#### Yang Diminta
1/ Ringkaslah teks tentang awal Ramadlan dalam tiga kalimat.
2/ Ulangi kata demi kata bagian dari teks tentang awal Ramadlan, mulai dari "Petunjuk Nabi saw" dan berlanjut sampai "berbuka (memulai 'Idul-Fithri)".

#### Kutipan untuk Dibaca
# # #

Tanggal Berapa "Shaum Ramadlan"?
Salah satu Ormas
Islam menetapkan 1 Ramadlan 1434 H jatuh pada 9 Juli 2013 M. Ormas lainnya
menetapkan 1 Ramadlan 1434 H jatuh pada tanggal 10 Juli 2013 M. Harus tanggal
berapa kita memulai shaum Ramadlan?
Data astronomisc yang
pasti sama dimiliki semua ormas Islam, tanpa ada perbedaan data menyebutkan
bahwa ijtima' (fase akhir-awl bulan) akhir Sya'ban terjadi pada hari Senin, 8
Juli 2013 M, jam 14.14 wib. Tinggi hilal (bulan sabit tipis) di Pelabuhan Ratu
pada waktu Maghrib 0° 45' 58" degan jarak sudut bulan-matahari 4° 34'
24". Bisa dipastikan hilal tidak mungkin terlihat/terrukyat pada malam itu
(data astrinomis termutakhir membuktikan bahwa hilal hanya mungkin terlihat
jika ketinggiannya minimal 4°. Di bawah 4°. Di bawah 4° tidak mungkin
terlihat). Maka dari itu, malam itu dan besoknya, tanggal 9 Juli 2013 M, tidak
mungkin ditetapkan seagai tanggal 1 Ramadlan. Sebab berdasar hadits Nabi saw,
jika hilal tidak terrukyat pada maghrib malam itu, maka malam dan keesokan
harinya harus ditetapkan sebagai tanggal 30 Sya'ban. Itu berarti keesokan
harinya, tanggal 9 Juli 2013, baru tanggal 30 Sya'ban. Dan tanggal 1 Ramadlan
baru masuk pada tanggal 10 Juli 2013 M yaitu bertepatan pada hari Rabu.
Petunjuk Nabi saw dalam
Menetapkan Awal Shaum Ramadlan
Semua hadits tentang
penentuan awal Ramadlan mensyaratkan "melihat hilal" sebagai
penentuan awal Ramadlan. Jika hilal tidak terlihat, atau diragukan, termasuk
diperdebatkan, maka hitungan Sya'ban harus digenapkan menjadi 30 hari. Sehingga
malam sesudah 29 Sya'ban jangan ditetapkan 30 Sya'ban . Baru keesokan harinya
lagi, sesudah 30 Sya'ban, bisa ditetapkan 1 Ramadlan. Hadits-hadits yang
dimaksud adalah:
لاتصوموا حتى ترواالهلال ولا تفطروا حتى تروه فإن غم عليكم
فاقدروله
Janganlah kalian shaum
sehingga melihat hilal. Jangan juga kalian berbuka (memulai 'Idul-Fithri)

# # #

#### Cuplikan Data
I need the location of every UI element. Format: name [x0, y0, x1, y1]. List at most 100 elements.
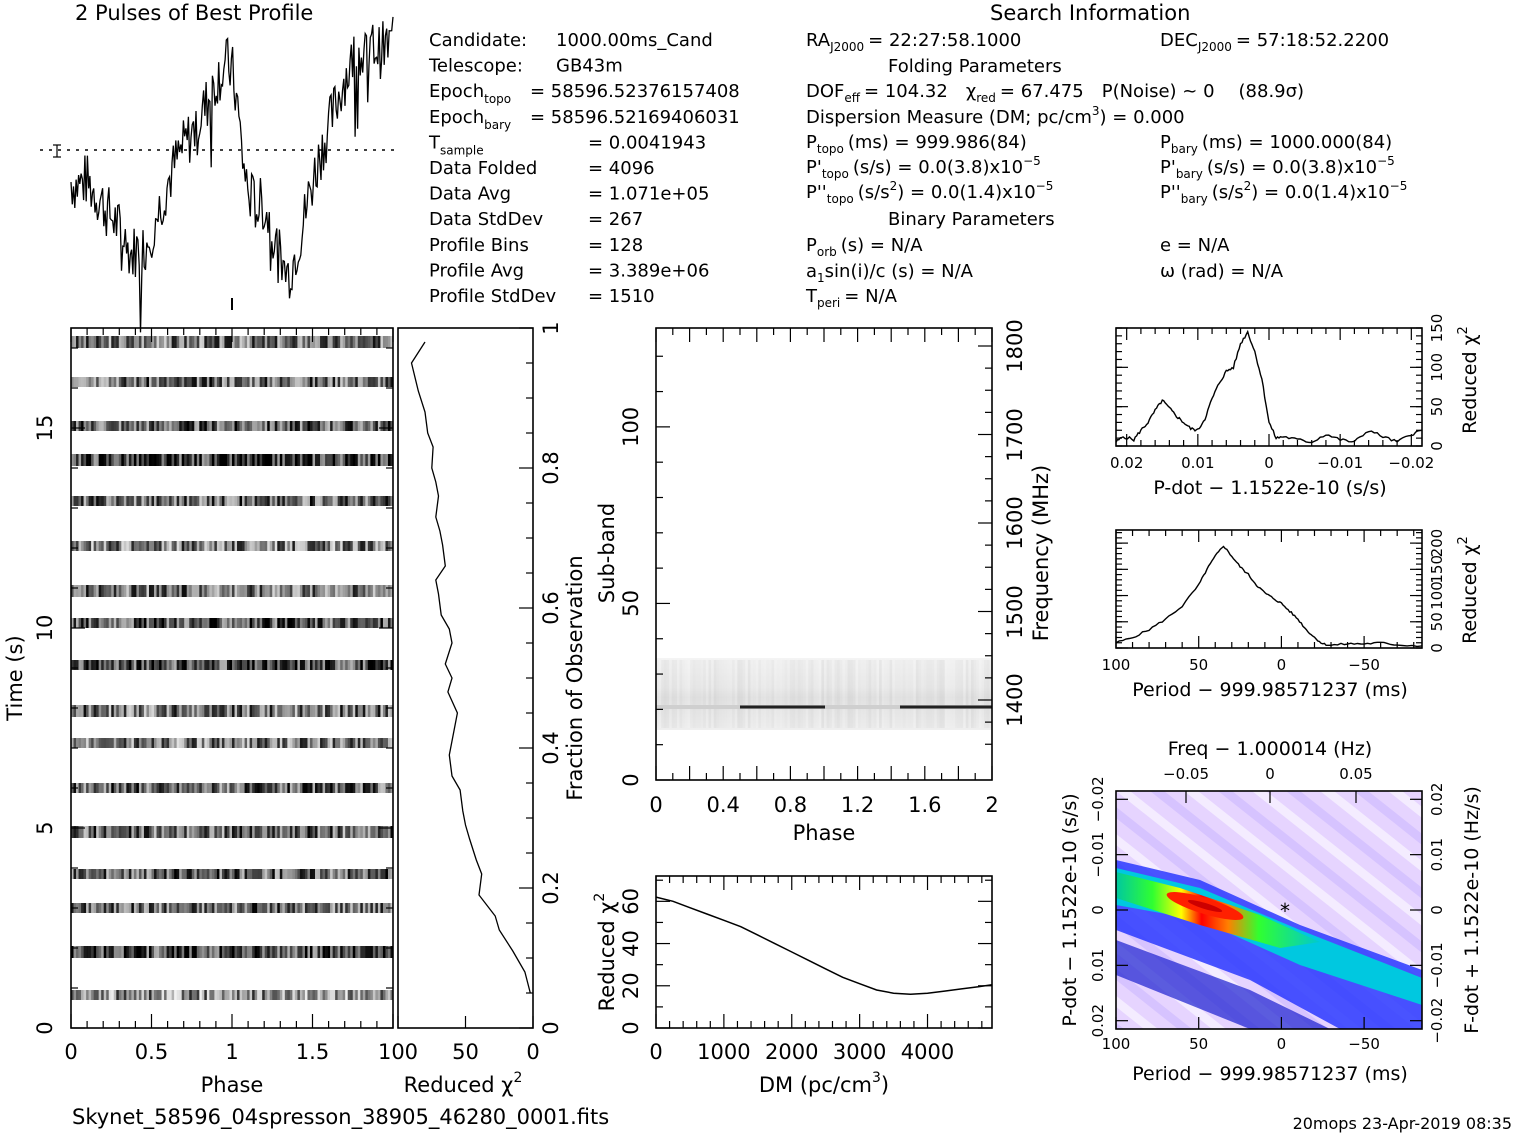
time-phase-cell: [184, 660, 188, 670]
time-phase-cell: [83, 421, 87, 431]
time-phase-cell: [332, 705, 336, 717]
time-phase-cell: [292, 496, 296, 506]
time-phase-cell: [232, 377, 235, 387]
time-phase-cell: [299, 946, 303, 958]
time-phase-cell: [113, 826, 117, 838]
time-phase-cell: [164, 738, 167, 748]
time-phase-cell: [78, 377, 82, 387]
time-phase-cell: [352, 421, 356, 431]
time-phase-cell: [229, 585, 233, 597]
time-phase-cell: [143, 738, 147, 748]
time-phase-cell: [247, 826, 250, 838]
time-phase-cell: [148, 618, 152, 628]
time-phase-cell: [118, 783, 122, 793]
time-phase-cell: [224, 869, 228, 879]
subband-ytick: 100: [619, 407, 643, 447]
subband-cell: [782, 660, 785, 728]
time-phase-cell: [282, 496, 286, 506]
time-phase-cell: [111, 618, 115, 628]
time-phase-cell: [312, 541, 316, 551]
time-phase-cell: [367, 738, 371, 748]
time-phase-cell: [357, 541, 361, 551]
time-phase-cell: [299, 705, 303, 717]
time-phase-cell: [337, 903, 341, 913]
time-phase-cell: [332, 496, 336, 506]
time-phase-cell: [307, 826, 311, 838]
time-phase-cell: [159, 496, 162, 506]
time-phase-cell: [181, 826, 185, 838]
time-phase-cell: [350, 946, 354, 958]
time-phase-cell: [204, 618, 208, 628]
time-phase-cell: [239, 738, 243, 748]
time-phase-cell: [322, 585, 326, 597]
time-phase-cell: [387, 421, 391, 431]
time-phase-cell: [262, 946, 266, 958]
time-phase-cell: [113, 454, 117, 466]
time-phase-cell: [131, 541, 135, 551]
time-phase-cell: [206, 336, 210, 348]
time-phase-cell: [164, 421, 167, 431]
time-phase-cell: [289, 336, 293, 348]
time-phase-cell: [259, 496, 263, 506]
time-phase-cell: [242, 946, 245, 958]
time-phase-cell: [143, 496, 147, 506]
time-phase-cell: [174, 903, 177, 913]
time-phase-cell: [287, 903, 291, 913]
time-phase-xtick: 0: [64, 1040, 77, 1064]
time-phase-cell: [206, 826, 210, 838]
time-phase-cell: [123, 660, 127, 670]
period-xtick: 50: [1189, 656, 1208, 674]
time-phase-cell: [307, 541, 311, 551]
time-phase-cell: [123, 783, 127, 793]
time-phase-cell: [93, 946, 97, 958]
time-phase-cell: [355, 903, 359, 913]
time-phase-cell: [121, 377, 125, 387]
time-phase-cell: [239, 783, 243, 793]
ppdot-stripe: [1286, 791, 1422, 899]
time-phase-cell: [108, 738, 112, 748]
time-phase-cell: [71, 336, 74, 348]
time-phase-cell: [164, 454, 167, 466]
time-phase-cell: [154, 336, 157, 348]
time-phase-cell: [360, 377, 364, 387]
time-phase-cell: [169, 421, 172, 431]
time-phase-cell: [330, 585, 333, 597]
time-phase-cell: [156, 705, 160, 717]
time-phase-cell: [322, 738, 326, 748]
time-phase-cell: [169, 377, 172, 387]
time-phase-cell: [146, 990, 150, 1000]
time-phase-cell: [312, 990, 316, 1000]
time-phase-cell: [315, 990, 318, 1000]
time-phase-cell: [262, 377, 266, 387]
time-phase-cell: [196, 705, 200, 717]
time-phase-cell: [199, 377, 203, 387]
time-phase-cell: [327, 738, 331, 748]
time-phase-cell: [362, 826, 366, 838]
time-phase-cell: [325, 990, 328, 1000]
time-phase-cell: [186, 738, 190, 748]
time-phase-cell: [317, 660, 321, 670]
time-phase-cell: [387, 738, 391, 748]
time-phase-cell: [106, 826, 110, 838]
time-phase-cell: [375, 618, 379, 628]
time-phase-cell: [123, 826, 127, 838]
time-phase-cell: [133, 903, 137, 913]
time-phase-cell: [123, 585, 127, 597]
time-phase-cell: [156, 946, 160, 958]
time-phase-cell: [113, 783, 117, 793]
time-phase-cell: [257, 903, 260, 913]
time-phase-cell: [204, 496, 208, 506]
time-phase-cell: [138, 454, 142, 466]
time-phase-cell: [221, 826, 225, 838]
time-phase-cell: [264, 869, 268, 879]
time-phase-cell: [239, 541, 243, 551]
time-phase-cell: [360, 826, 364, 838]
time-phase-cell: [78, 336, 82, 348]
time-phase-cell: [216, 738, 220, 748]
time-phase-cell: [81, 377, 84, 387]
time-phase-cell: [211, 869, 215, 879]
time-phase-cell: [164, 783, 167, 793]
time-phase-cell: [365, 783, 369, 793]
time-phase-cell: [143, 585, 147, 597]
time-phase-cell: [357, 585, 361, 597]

# # #

#### Hasil per Tugas
1/ Dua ormas Islam berbeda dalam menetapkan 1 Ramadlan 1434 H: satu ormas menetapkan 9 Juli 2013 M, sedangkan ormas lainnya 10 Juli 2013 M. Data astronomis yang dimiliki semua ormas menunjukkan bahwa hilal tidak mungkin terlihat pada Maghrib setelah ijtima' hari Senin, 8 Juli 2013 M. Karena hadits mensyaratkan terlihatnya hilal dan mengharuskan Sya'ban digenapkan 30 hari jika hilal tidak terlihat, 9 Juli 2013 masih 30 Sya'ban dan 1 Ramadlan jatuh pada hari Rabu, 10 Juli 2013 M.

2/
Petunjuk Nabi saw dalam
Menetapkan Awal Shaum Ramadlan
Semua hadits tentang
penentuan awal Ramadlan mensyaratkan "melihat hilal" sebagai
penentuan awal Ramadlan. Jika hilal tidak terlihat, atau diragukan, termasuk
diperdebatkan, maka hitungan Sya'ban harus digenapkan menjadi 30 hari. Sehingga
malam sesudah 29 Sya'ban jangan ditetapkan 30 Sya'ban . Baru keesokan harinya
lagi, sesudah 30 Sya'ban, bisa ditetapkan 1 Ramadlan. Hadits-hadits yang
dimaksud adalah:
لاتصوموا حتى ترواالهلال ولا تفطروا حتى تروه فإن غم عليكم
فاقدروله
Janganlah kalian shaum
sehingga melihat hilal. Jangan juga kalian berbuka (memulai 'Idul-Fithri)